(Collected data entries)
--------------------

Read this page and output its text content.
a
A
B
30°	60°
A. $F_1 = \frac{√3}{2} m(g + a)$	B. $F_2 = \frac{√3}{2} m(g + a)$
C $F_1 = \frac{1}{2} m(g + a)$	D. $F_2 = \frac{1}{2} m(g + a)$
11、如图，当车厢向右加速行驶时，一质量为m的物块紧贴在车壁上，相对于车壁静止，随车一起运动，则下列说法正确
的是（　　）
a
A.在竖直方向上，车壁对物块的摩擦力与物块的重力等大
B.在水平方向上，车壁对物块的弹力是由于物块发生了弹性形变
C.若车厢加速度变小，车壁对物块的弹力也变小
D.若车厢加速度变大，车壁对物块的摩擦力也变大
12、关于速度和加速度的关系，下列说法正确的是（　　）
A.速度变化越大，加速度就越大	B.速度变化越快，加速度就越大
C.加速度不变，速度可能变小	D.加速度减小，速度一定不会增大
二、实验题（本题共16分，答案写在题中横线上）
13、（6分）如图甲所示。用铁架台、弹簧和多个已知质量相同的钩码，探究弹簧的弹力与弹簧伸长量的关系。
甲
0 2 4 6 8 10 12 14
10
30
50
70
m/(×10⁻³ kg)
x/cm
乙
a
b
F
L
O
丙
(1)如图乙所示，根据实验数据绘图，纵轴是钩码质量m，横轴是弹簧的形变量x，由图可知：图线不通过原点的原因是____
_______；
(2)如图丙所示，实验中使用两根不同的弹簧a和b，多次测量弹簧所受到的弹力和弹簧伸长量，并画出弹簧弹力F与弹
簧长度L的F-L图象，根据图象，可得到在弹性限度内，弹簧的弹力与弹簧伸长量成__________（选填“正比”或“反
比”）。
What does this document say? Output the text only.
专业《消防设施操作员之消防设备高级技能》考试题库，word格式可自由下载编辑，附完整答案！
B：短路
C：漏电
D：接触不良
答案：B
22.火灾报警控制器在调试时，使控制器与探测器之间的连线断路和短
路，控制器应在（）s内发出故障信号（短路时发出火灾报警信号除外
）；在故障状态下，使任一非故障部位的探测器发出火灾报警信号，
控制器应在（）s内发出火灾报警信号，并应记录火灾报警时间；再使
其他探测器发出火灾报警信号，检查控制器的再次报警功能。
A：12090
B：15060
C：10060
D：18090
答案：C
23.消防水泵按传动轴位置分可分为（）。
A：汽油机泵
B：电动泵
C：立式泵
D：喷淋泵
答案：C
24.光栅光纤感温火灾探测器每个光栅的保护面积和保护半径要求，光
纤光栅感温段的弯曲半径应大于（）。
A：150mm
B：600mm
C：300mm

--------------------

=== Exercise directions ===
From the line holding "What does this" to the last line of the records, quote each line exactly and add nothing.

=== Answer ===
What does this document say? Output the text only.
专业《消防设施操作员之消防设备高级技能》考试题库，word格式可自由下载编辑，附完整答案！
B：短路
C：漏电
D：接触不良
答案：B
22.火灾报警控制器在调试时，使控制器与探测器之间的连线断路和短
路，控制器应在（）s内发出故障信号（短路时发出火灾报警信号除外
）；在故障状态下，使任一非故障部位的探测器发出火灾报警信号，
控制器应在（）s内发出火灾报警信号，并应记录火灾报警时间；再使
其他探测器发出火灾报警信号，检查控制器的再次报警功能。
A：12090
B：15060
C：10060
D：18090
答案：C
23.消防水泵按传动轴位置分可分为（）。
A：汽油机泵
B：电动泵
C：立式泵
D：喷淋泵
答案：C
24.光栅光纤感温火灾探测器每个光栅的保护面积和保护半径要求，光
纤光栅感温段的弯曲半径应大于（）。
A：150mm
B：600mm
C：300mm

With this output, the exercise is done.